• EXERCISE INPUT:
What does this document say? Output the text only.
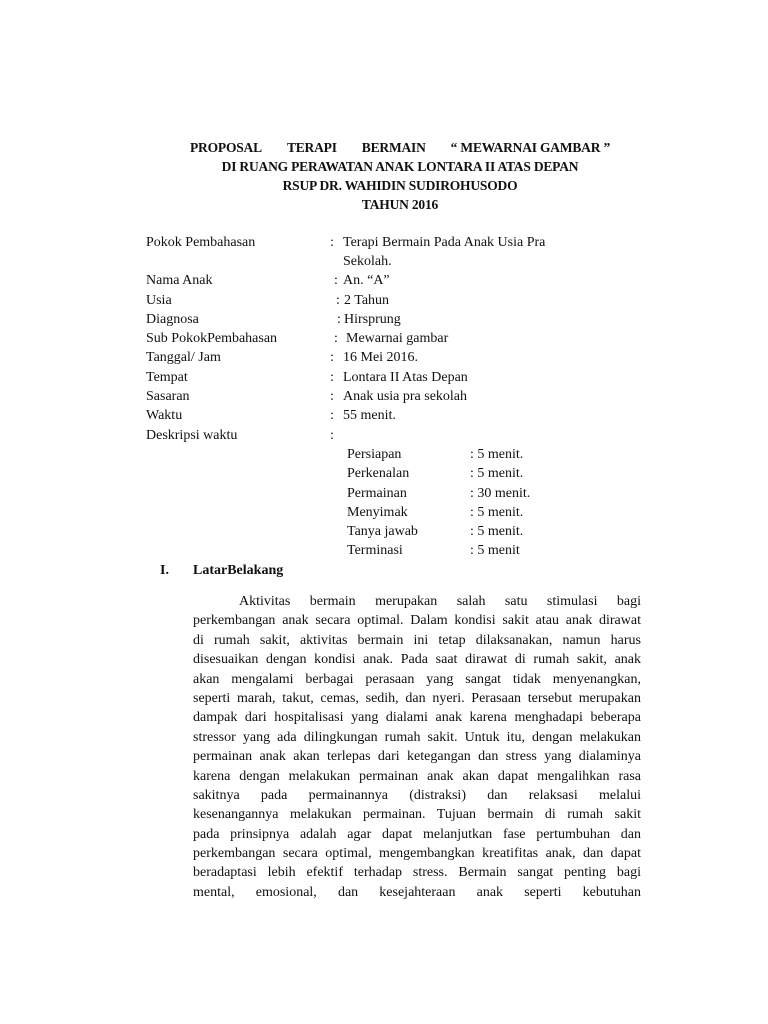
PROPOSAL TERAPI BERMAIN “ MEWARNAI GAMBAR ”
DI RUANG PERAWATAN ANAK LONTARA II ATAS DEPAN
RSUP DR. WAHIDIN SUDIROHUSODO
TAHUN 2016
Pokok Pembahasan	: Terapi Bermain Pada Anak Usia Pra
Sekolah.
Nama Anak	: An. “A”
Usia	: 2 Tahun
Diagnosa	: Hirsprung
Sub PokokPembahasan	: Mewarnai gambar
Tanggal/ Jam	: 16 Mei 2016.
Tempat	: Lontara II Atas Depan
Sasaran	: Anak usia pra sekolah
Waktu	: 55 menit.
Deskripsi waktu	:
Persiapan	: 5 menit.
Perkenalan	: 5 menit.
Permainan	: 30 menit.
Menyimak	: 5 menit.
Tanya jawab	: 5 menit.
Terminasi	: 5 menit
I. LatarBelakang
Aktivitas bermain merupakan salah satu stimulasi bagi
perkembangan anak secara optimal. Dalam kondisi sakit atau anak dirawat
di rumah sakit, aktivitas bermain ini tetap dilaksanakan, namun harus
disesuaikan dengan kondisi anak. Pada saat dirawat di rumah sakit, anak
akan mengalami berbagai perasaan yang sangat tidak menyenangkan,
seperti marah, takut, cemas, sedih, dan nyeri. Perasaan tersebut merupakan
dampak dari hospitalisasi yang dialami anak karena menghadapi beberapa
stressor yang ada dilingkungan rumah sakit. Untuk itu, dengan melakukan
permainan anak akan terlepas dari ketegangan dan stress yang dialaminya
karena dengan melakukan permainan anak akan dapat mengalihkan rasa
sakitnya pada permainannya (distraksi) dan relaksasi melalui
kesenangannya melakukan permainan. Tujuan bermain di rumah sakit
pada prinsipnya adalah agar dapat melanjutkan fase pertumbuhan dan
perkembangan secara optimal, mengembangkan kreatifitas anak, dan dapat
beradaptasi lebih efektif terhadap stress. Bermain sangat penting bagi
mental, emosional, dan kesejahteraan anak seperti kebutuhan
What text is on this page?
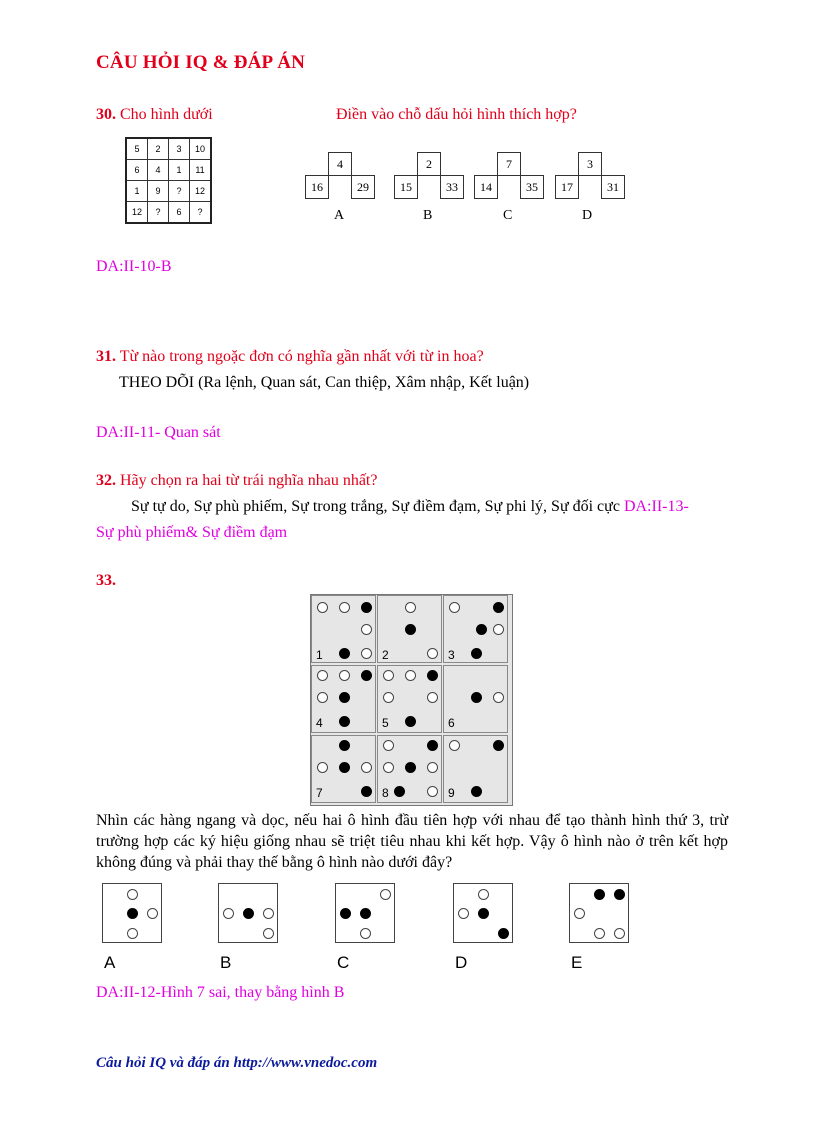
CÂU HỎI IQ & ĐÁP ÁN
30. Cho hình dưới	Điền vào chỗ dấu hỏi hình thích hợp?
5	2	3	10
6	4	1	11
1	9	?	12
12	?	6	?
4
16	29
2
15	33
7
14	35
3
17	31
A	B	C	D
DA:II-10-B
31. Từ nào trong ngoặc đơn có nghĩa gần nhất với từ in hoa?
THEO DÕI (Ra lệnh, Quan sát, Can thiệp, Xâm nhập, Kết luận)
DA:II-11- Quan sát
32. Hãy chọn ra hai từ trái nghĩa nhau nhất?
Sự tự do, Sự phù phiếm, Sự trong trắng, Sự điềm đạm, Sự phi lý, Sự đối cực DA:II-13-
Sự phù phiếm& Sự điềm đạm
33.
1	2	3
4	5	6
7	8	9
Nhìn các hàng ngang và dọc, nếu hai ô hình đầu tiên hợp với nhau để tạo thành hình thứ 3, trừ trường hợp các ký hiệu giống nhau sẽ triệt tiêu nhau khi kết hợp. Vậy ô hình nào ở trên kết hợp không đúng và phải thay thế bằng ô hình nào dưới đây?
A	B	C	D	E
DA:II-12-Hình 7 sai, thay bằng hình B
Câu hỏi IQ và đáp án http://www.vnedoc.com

• THE TASK:
Copy each line of the records that contains the word "What".

• ANSWER FOR THIS EXERCISE:
What does this document say? Output the text only.
What text is on this page?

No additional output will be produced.